Records from a collection:

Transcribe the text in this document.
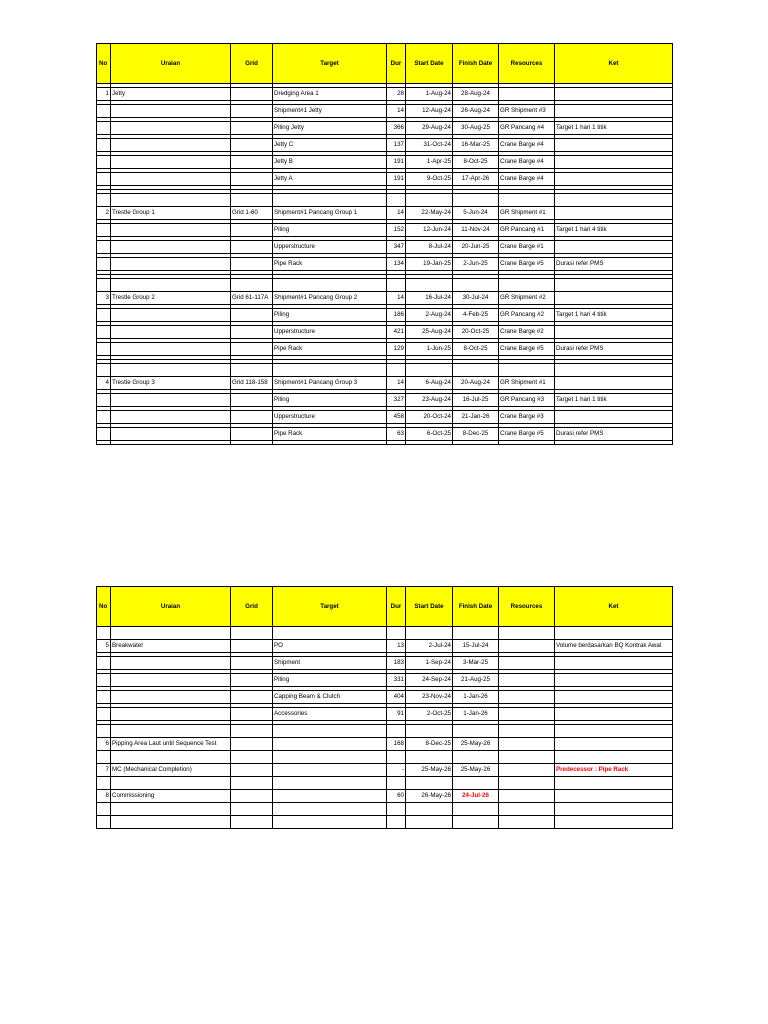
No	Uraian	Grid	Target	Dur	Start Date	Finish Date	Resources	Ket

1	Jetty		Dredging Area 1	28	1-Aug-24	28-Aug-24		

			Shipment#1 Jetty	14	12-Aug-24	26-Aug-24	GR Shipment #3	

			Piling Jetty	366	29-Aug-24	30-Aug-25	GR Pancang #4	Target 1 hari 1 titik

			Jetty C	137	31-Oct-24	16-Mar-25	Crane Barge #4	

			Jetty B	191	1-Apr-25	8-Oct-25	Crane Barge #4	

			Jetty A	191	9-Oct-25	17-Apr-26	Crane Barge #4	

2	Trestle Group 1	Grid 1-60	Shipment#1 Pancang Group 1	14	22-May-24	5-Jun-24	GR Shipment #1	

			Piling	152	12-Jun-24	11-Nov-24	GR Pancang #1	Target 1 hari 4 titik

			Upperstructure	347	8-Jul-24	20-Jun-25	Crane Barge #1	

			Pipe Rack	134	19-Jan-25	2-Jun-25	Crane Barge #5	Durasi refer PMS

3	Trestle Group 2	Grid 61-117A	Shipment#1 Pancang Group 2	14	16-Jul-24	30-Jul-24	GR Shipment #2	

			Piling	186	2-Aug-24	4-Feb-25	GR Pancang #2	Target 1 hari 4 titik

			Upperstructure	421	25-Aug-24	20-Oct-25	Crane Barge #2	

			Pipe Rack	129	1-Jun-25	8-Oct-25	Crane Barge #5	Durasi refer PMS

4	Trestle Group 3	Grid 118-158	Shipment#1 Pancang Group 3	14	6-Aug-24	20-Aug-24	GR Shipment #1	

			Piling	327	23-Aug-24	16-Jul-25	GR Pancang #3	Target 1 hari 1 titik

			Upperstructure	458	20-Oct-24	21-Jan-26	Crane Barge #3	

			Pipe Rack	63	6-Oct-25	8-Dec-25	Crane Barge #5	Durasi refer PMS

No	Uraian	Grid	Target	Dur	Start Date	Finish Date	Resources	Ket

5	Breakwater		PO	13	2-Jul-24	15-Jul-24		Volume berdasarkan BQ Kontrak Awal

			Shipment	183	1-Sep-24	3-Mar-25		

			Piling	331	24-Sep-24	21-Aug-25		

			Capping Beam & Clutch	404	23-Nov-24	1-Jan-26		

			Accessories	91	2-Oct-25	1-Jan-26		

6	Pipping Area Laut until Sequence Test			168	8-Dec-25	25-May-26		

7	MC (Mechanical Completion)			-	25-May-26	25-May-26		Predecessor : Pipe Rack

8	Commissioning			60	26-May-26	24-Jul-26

...

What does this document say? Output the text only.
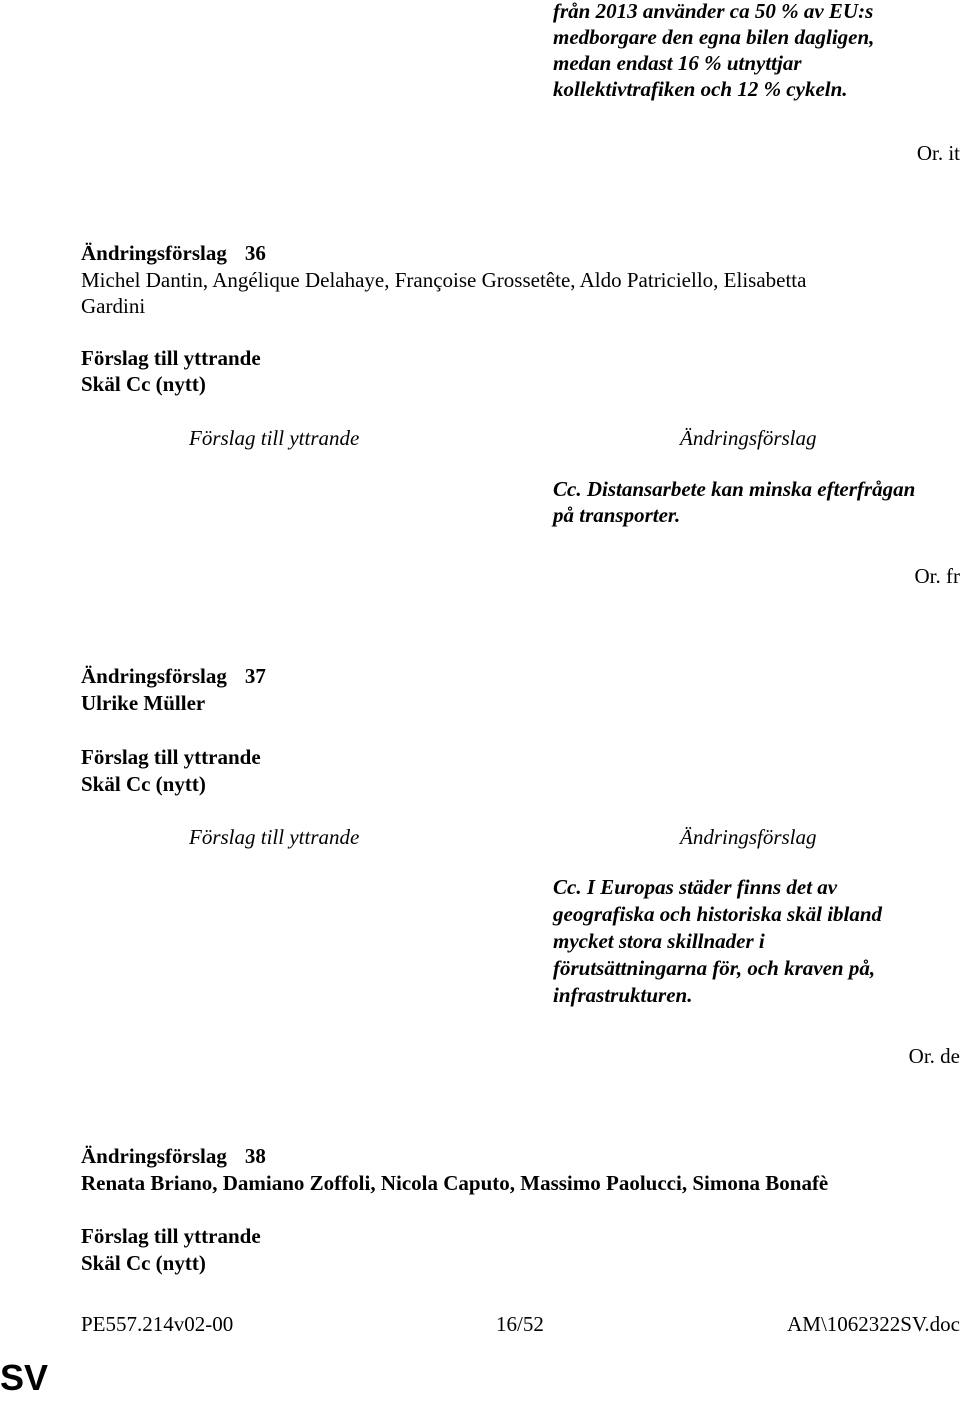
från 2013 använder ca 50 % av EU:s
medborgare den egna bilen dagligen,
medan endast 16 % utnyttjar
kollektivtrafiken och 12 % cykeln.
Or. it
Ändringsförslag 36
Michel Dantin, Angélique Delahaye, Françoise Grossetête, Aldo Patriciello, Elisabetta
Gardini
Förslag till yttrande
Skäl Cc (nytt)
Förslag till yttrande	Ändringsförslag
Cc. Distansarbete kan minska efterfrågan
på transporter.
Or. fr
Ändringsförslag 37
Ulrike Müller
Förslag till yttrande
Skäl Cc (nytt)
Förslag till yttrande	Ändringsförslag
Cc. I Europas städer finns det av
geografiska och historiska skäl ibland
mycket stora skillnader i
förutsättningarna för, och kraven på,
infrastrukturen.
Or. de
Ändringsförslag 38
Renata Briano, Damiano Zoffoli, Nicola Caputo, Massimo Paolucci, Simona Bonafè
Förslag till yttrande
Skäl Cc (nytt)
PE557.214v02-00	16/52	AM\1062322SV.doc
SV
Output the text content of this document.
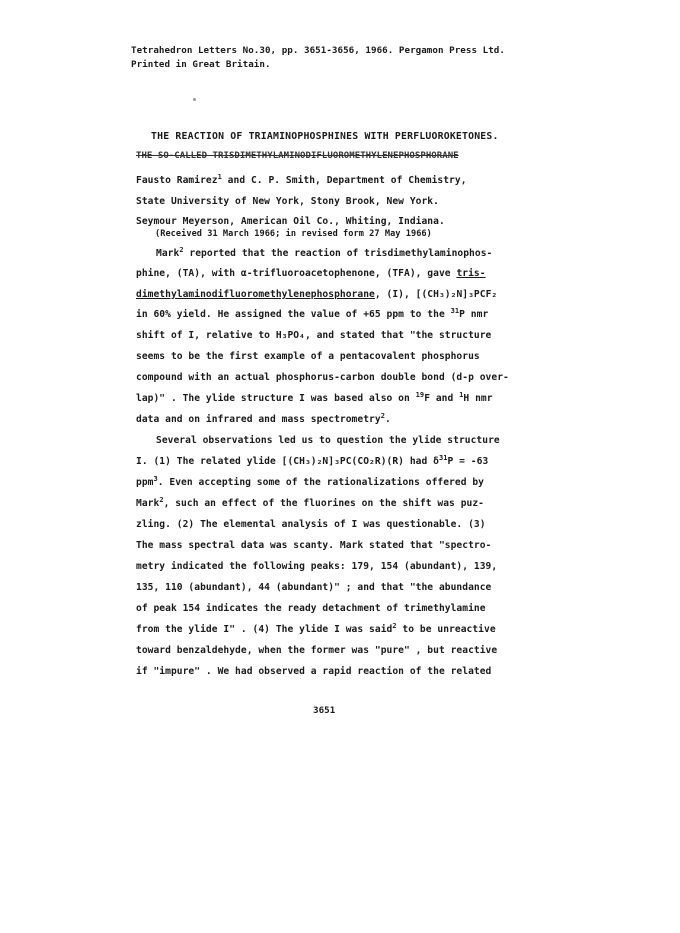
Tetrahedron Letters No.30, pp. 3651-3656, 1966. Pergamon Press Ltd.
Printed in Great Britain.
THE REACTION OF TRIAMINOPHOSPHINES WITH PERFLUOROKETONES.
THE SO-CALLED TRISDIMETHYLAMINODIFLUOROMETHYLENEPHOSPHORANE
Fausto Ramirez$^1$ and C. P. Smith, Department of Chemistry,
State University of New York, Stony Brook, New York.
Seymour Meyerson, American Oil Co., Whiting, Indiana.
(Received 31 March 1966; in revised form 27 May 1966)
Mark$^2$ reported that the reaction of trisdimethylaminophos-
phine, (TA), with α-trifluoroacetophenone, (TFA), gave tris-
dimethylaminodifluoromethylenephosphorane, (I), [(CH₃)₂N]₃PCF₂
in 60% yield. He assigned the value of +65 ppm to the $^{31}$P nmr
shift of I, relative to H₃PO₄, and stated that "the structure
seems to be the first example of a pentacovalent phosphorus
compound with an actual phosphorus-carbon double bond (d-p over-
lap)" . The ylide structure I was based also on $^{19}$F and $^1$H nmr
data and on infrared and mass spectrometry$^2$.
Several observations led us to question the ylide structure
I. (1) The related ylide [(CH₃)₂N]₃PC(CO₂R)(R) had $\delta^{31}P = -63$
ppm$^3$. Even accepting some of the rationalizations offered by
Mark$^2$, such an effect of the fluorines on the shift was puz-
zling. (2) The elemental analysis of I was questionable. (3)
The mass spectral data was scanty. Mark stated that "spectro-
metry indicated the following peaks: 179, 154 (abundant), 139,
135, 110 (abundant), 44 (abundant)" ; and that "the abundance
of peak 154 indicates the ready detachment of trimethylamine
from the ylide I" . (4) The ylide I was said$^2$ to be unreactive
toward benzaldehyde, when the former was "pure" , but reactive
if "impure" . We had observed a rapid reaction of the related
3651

...

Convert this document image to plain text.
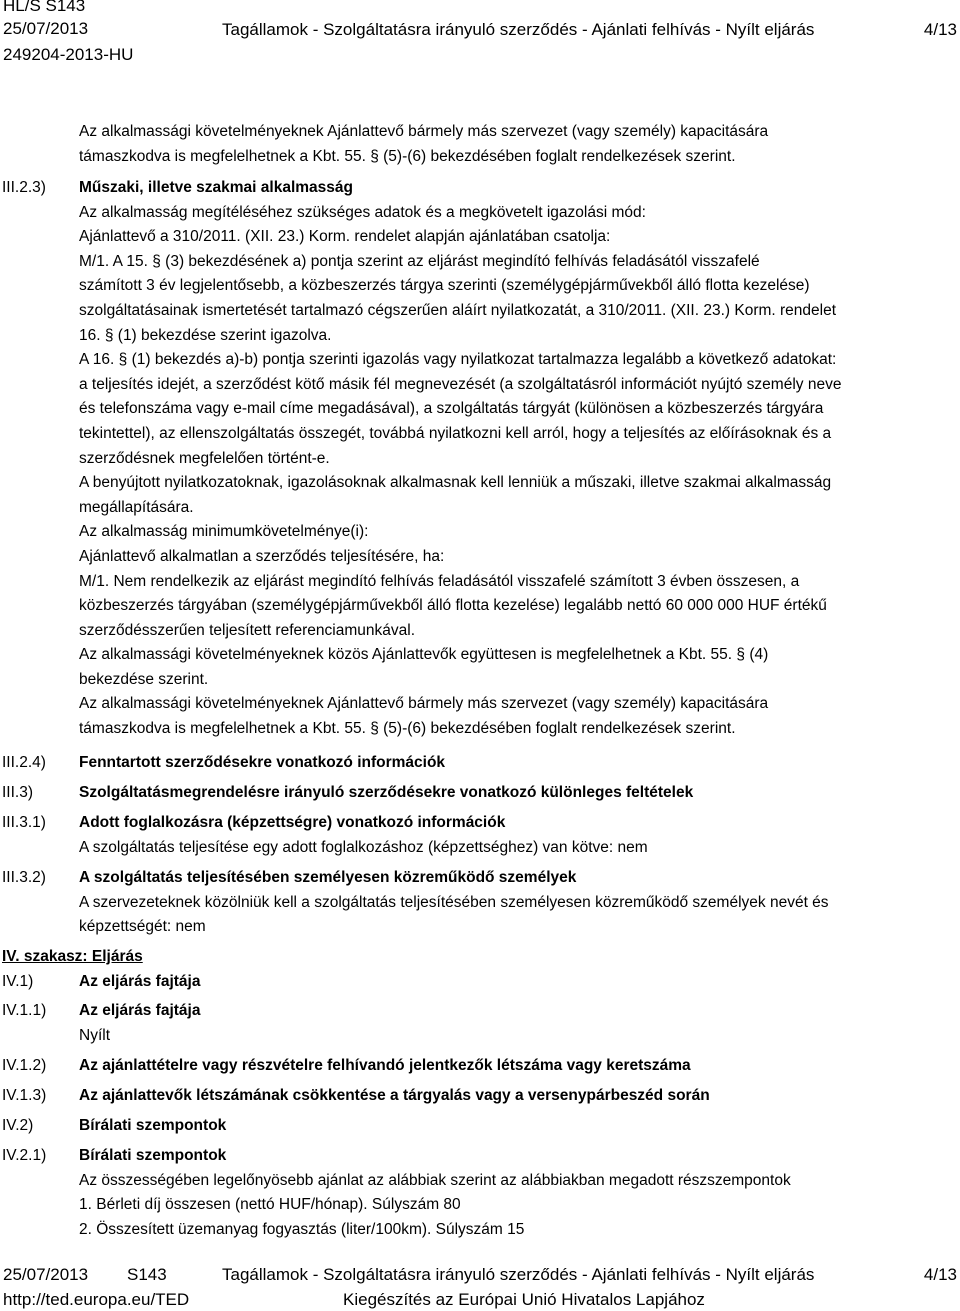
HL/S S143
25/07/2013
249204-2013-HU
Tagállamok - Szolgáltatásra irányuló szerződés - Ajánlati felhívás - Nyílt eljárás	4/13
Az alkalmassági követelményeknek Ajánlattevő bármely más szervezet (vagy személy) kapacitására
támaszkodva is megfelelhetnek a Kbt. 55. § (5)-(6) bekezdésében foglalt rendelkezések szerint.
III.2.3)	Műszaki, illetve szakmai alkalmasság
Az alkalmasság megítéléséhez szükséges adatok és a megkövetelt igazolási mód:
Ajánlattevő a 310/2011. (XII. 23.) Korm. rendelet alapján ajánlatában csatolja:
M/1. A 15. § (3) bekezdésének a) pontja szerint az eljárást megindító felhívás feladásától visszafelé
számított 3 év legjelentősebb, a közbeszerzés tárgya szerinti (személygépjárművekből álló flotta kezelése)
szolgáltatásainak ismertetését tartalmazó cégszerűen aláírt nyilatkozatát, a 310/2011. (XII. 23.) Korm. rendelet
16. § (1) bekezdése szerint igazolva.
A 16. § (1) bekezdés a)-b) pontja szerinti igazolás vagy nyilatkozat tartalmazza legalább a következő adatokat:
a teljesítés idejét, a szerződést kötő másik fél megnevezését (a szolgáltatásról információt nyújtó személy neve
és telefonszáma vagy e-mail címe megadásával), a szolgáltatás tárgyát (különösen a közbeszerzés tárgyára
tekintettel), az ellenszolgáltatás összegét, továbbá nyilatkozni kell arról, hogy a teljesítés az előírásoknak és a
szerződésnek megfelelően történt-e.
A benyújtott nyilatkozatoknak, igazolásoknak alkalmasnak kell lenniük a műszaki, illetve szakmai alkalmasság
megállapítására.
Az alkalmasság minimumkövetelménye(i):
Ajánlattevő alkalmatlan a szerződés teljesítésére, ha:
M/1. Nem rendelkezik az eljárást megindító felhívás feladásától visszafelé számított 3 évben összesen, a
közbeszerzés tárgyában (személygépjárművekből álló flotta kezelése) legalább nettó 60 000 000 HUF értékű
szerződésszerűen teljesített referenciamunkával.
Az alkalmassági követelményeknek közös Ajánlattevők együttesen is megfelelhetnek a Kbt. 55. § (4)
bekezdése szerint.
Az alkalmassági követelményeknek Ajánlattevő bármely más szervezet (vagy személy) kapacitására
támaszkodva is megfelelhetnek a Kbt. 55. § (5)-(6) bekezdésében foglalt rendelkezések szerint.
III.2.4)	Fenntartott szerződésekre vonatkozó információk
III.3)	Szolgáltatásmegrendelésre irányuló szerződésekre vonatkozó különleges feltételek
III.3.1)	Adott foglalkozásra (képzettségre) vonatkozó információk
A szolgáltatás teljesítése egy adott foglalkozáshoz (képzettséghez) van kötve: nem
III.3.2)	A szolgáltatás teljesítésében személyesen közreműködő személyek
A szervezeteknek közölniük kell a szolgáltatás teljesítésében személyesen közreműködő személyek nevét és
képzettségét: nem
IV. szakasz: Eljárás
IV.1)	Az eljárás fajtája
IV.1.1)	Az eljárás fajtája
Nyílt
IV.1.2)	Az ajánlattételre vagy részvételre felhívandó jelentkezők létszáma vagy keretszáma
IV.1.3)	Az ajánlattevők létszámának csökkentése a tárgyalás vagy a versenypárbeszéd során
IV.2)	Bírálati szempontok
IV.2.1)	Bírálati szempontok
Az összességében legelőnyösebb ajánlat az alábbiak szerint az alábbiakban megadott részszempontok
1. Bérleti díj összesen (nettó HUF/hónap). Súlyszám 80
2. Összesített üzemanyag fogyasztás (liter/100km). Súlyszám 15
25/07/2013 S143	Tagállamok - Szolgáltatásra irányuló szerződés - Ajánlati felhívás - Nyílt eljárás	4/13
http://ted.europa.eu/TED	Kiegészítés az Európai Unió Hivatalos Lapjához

» TASK PROMPT:
Copy all lines from the material that hold "pontja".

» COMPLETE OUTPUT:
M/1. A 15. § (3) bekezdésének a) pontja szerint az eljárást megindító felhívás feladásától visszafelé
A 16. § (1) bekezdés a)-b) pontja szerinti igazolás vagy nyilatkozat tartalmazza legalább a következő adatokat:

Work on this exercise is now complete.